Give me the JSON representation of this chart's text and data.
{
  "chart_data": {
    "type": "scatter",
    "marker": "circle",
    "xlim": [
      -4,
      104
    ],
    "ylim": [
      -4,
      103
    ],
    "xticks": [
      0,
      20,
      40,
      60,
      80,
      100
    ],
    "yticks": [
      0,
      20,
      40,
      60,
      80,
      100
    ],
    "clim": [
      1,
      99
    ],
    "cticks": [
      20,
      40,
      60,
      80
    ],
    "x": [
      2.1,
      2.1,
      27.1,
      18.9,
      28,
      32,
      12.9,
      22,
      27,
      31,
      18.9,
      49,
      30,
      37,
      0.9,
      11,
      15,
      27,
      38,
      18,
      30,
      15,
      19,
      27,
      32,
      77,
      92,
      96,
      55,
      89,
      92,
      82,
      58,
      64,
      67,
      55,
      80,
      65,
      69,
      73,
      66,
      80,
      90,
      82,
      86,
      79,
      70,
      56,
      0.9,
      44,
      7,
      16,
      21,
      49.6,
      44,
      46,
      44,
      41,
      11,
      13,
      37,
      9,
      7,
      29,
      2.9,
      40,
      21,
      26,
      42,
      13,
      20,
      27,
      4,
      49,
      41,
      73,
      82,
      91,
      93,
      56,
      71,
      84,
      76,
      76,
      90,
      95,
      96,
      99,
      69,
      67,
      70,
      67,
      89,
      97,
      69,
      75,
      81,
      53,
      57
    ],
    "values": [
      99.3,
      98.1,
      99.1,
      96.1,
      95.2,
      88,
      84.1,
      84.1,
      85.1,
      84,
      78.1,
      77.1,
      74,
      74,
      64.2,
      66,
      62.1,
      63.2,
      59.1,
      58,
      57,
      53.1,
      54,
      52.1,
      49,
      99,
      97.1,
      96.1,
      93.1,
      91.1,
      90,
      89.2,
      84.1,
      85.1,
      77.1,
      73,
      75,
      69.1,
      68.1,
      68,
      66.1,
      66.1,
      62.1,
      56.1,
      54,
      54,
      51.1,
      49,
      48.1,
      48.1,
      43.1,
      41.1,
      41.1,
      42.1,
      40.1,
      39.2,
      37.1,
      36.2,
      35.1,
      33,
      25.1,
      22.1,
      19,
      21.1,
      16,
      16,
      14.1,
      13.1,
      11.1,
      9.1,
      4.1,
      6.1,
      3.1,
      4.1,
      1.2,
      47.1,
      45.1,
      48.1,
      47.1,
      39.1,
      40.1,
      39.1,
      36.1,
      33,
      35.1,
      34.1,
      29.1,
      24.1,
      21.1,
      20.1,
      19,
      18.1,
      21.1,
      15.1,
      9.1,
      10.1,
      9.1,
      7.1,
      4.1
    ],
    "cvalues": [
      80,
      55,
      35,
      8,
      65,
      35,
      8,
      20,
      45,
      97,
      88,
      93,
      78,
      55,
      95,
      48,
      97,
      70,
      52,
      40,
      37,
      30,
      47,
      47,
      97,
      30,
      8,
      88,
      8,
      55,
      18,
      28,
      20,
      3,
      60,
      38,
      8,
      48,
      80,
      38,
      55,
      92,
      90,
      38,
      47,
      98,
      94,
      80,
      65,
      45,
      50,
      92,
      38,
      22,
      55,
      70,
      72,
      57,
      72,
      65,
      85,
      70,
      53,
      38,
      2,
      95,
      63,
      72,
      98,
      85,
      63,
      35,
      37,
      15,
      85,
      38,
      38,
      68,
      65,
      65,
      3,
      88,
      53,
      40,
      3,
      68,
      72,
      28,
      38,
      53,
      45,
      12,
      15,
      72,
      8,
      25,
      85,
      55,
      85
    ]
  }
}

————————

Output an exact copy of each record.

Give me the JSON representation of this chart's text and data.
{
  "chart_data": {
    "type": "scatter",
    "marker": "circle",
    "xlim": [
      -4,
      104
    ],
    "ylim": [
      -4,
      103
    ],
    "xticks": [
      0,
      20,
      40,
      60,
      80,
      100
    ],
    "yticks": [
      0,
      20,
      40,
      60,
      80,
      100
    ],
    "clim": [
      1,
      99
    ],
    "cticks": [
      20,
      40,
      60,
      80
    ],
    "x": [
      2.1,
      2.1,
      27.1,
      18.9,
      28,
      32,
      12.9,
      22,
      27,
      31,
      18.9,
      49,
      30,
      37,
      0.9,
      11,
      15,
      27,
      38,
      18,
      30,
      15,
      19,
      27,
      32,
      77,
      92,
      96,
      55,
      89,
      92,
      82,
      58,
      64,
      67,
      55,
      80,
      65,
      69,
      73,
      66,
      80,
      90,
      82,
      86,
      79,
      70,
      56,
      0.9,
      44,
      7,
      16,
      21,
      49.6,
      44,
      46,
      44,
      41,
      11,
      13,
      37,
      9,
      7,
      29,
      2.9,
      40,
      21,
      26,
      42,
      13,
      20,
      27,
      4,
      49,
      41,
      73,
      82,
      91,
      93,
      56,
      71,
      84,
      76,
      76,
      90,
      95,
      96,
      99,
      69,
      67,
      70,
      67,
      89,
      97,
      69,
      75,
      81,
      53,
      57
    ],
    "values": [
      99.3,
      98.1,
      99.1,
      96.1,
      95.2,
      88,
      84.1,
      84.1,
      85.1,
      84,
      78.1,
      77.1,
      74,
      74,
      64.2,
      66,
      62.1,
      63.2,
      59.1,
      58,
      57,
      53.1,
      54,
      52.1,
      49,
      99,
      97.1,
      96.1,
      93.1,
      91.1,
      90,
      89.2,
      84.1,
      85.1,
      77.1,
      73,
      75,
      69.1,
      68.1,
      68,
      66.1,
      66.1,
      62.1,
      56.1,
      54,
      54,
      51.1,
      49,
      48.1,
      48.1,
      43.1,
      41.1,
      41.1,
      42.1,
      40.1,
      39.2,
      37.1,
      36.2,
      35.1,
      33,
      25.1,
      22.1,
      19,
      21.1,
      16,
      16,
      14.1,
      13.1,
      11.1,
      9.1,
      4.1,
      6.1,
      3.1,
      4.1,
      1.2,
      47.1,
      45.1,
      48.1,
      47.1,
      39.1,
      40.1,
      39.1,
      36.1,
      33,
      35.1,
      34.1,
      29.1,
      24.1,
      21.1,
      20.1,
      19,
      18.1,
      21.1,
      15.1,
      9.1,
      10.1,
      9.1,
      7.1,
      4.1
    ],
    "cvalues": [
      80,
      55,
      35,
      8,
      65,
      35,
      8,
      20,
      45,
      97,
      88,
      93,
      78,
      55,
      95,
      48,
      97,
      70,
      52,
      40,
      37,
      30,
      47,
      47,
      97,
      30,
      8,
      88,
      8,
      55,
      18,
      28,
      20,
      3,
      60,
      38,
      8,
      48,
      80,
      38,
      55,
      92,
      90,
      38,
      47,
      98,
      94,
      80,
      65,
      45,
      50,
      92,
      38,
      22,
      55,
      70,
      72,
      57,
      72,
      65,
      85,
      70,
      53,
      38,
      2,
      95,
      63,
      72,
      98,
      85,
      63,
      35,
      37,
      15,
      85,
      38,
      38,
      68,
      65,
      65,
      3,
      88,
      53,
      40,
      3,
      68,
      72,
      28,
      38,
      53,
      45,
      12,
      15,
      72,
      8,
      25,
      85,
      55,
      85
    ]
  }
}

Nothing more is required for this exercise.